_WHAT IS ASKED_: All entries are to be quoted exactly; the images stay out of the copy.

_EXCERPTED DATA_:
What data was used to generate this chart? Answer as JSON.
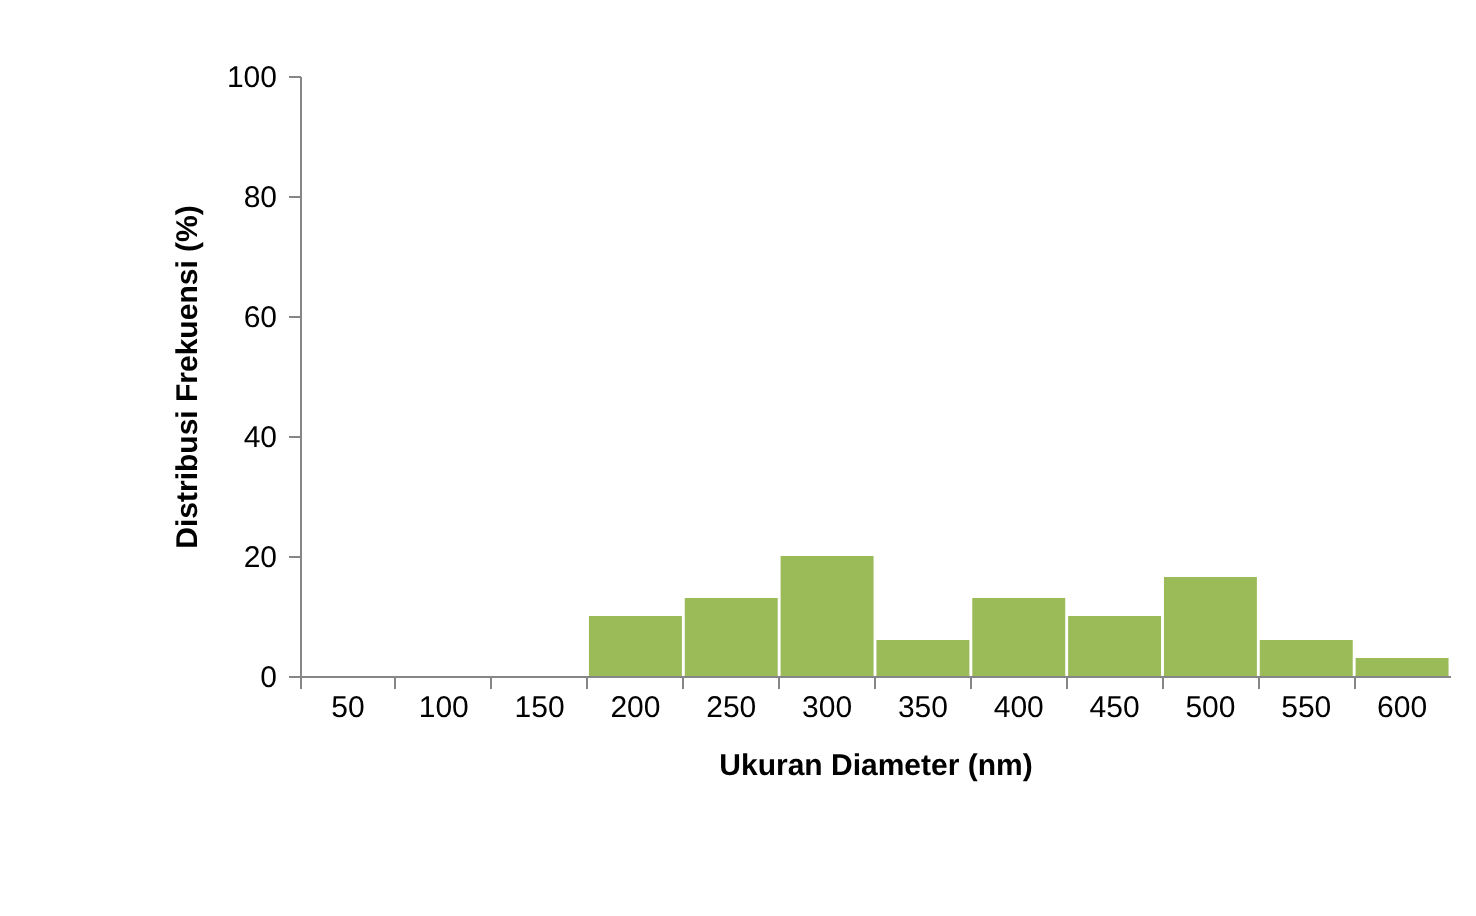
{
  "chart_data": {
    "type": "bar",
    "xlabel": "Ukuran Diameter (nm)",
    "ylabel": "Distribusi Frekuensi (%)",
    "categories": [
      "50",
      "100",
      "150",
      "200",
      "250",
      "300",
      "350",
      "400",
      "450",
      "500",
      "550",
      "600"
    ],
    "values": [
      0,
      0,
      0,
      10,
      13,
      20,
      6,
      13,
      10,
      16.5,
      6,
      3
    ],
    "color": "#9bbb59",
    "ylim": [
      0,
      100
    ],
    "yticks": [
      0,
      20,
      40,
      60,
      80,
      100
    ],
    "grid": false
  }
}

_CORRECT OUTPUT_:
What data was used to generate this chart? Answer as JSON.
{
  "chart_data": {
    "type": "bar",
    "xlabel": "Ukuran Diameter (nm)",
    "ylabel": "Distribusi Frekuensi (%)",
    "categories": [
      "50",
      "100",
      "150",
      "200",
      "250",
      "300",
      "350",
      "400",
      "450",
      "500",
      "550",
      "600"
    ],
    "values": [
      0,
      0,
      0,
      10,
      13,
      20,
      6,
      13,
      10,
      16.5,
      6,
      3
    ],
    "color": "#9bbb59",
    "ylim": [
      0,
      100
    ],
    "yticks": [
      0,
      20,
      40,
      60,
      80,
      100
    ],
    "grid": false
  }
}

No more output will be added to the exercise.